Written instruction:
Write out the listing below in full and exactly, leaving out every picture.

Dataset records:
——

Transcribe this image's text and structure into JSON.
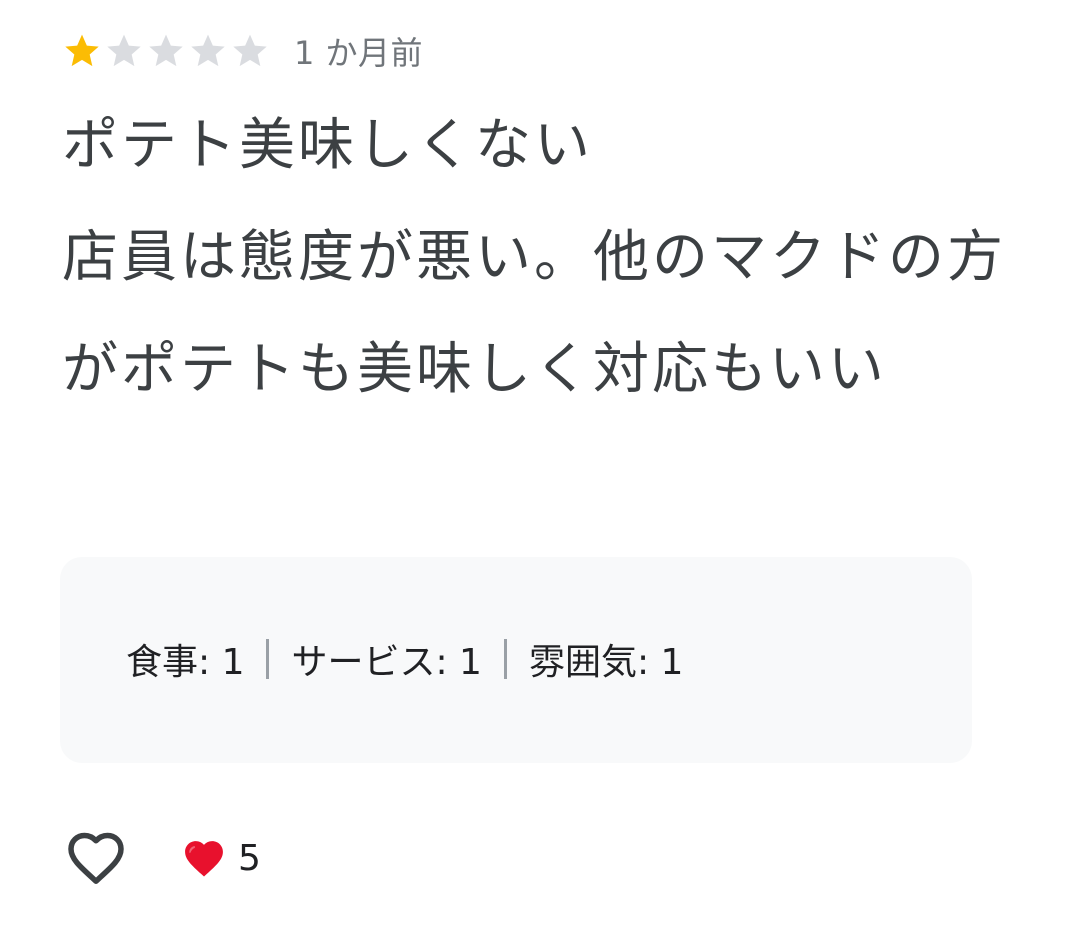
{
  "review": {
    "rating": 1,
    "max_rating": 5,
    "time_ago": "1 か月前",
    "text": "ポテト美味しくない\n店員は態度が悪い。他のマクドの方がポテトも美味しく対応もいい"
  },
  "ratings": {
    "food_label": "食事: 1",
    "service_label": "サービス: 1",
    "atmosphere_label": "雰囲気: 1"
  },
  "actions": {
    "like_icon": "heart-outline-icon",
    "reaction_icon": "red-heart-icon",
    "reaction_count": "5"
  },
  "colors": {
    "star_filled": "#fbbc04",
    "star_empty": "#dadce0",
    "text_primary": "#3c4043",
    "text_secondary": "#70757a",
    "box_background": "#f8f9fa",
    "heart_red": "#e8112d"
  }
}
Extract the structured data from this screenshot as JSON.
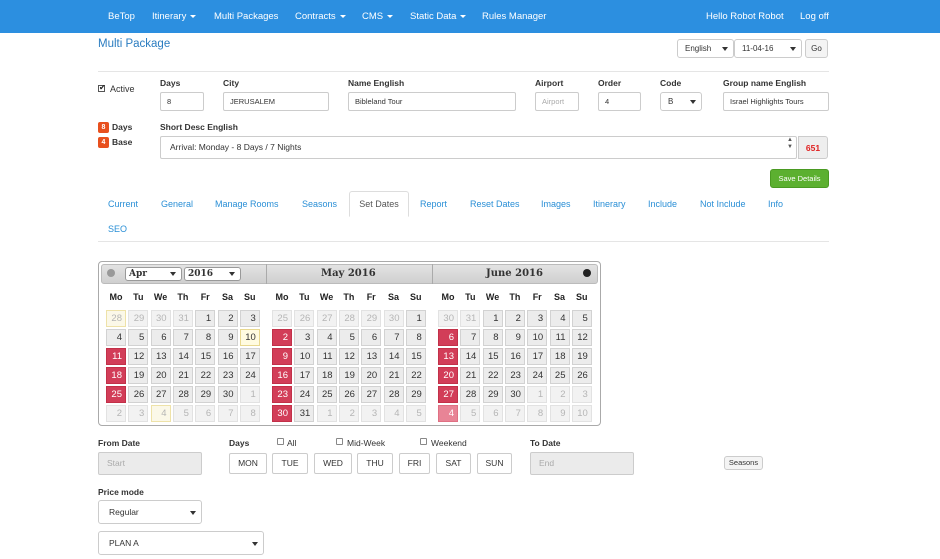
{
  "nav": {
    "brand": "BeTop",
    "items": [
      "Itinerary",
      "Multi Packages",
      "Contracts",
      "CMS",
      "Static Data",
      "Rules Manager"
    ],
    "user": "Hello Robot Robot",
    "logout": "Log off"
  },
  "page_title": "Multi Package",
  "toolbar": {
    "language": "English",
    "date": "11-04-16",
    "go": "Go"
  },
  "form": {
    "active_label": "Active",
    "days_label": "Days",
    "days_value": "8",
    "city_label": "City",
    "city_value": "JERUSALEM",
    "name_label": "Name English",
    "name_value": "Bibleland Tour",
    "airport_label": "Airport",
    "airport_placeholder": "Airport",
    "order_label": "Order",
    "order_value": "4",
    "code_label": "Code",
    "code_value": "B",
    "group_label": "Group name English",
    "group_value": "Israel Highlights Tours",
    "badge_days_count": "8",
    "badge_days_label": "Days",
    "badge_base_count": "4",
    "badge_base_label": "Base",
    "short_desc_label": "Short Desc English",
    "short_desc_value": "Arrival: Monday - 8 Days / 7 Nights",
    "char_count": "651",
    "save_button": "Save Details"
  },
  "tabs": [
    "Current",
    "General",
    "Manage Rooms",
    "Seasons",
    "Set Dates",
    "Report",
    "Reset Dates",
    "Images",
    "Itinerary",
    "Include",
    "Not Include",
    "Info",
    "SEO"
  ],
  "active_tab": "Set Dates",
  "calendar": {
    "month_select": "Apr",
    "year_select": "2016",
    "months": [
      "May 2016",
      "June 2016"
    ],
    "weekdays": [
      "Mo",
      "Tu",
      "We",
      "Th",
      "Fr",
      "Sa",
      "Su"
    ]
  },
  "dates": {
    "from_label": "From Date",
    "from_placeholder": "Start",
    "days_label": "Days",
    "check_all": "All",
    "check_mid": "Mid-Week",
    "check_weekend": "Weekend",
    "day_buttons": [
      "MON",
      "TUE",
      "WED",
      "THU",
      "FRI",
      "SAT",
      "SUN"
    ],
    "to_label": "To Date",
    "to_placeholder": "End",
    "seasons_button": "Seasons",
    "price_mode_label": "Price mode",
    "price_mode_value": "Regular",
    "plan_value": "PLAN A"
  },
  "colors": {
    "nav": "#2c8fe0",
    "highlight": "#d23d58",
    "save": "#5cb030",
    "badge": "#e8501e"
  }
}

——

Response to this exercise:
Transcribe this image's text and structure into JSON.
{
  "review": {
    "rating": 1,
    "max_rating": 5,
    "time_ago": "1 か月前",
    "text": "ポテト美味しくない\n店員は態度が悪い。他のマクドの方がポテトも美味しく対応もいい"
  },
  "ratings": {
    "food_label": "食事: 1",
    "service_label": "サービス: 1",
    "atmosphere_label": "雰囲気: 1"
  },
  "actions": {
    "like_icon": "heart-outline-icon",
    "reaction_icon": "red-heart-icon",
    "reaction_count": "5"
  },
  "colors": {
    "star_filled": "#fbbc04",
    "star_empty": "#dadce0",
    "text_primary": "#3c4043",
    "text_secondary": "#70757a",
    "box_background": "#f8f9fa",
    "heart_red": "#e8112d"
  }
}
Extract the structured data from this screenshot as JSON.
{
  "nav": {
    "brand": "BeTop",
    "items": [
      "Itinerary",
      "Multi Packages",
      "Contracts",
      "CMS",
      "Static Data",
      "Rules Manager"
    ],
    "user": "Hello Robot Robot",
    "logout": "Log off"
  },
  "page_title": "Multi Package",
  "toolbar": {
    "language": "English",
    "date": "11-04-16",
    "go": "Go"
  },
  "form": {
    "active_label": "Active",
    "days_label": "Days",
    "days_value": "8",
    "city_label": "City",
    "city_value": "JERUSALEM",
    "name_label": "Name English",
    "name_value": "Bibleland Tour",
    "airport_label": "Airport",
    "airport_placeholder": "Airport",
    "order_label": "Order",
    "order_value": "4",
    "code_label": "Code",
    "code_value": "B",
    "group_label": "Group name English",
    "group_value": "Israel Highlights Tours",
    "badge_days_count": "8",
    "badge_days_label": "Days",
    "badge_base_count": "4",
    "badge_base_label": "Base",
    "short_desc_label": "Short Desc English",
    "short_desc_value": "Arrival: Monday - 8 Days / 7 Nights",
    "char_count": "651",
    "save_button": "Save Details"
  },
  "tabs": [
    "Current",
    "General",
    "Manage Rooms",
    "Seasons",
    "Set Dates",
    "Report",
    "Reset Dates",
    "Images",
    "Itinerary",
    "Include",
    "Not Include",
    "Info",
    "SEO"
  ],
  "active_tab": "Set Dates",
  "calendar": {
    "month_select": "Apr",
    "year_select": "2016",
    "months": [
      "May 2016",
      "June 2016"
    ],
    "weekdays": [
      "Mo",
      "Tu",
      "We",
      "Th",
      "Fr",
      "Sa",
      "Su"
    ]
  },
  "dates": {
    "from_label": "From Date",
    "from_placeholder": "Start",
    "days_label": "Days",
    "check_all": "All",
    "check_mid": "Mid-Week",
    "check_weekend": "Weekend",
    "day_buttons": [
      "MON",
      "TUE",
      "WED",
      "THU",
      "FRI",
      "SAT",
      "SUN"
    ],
    "to_label": "To Date",
    "to_placeholder": "End",
    "seasons_button": "Seasons",
    "price_mode_label": "Price mode",
    "price_mode_value": "Regular",
    "plan_value": "PLAN A"
  },
  "colors": {
    "nav": "#2c8fe0",
    "highlight": "#d23d58",
    "save": "#5cb030",
    "badge": "#e8501e"
  }
}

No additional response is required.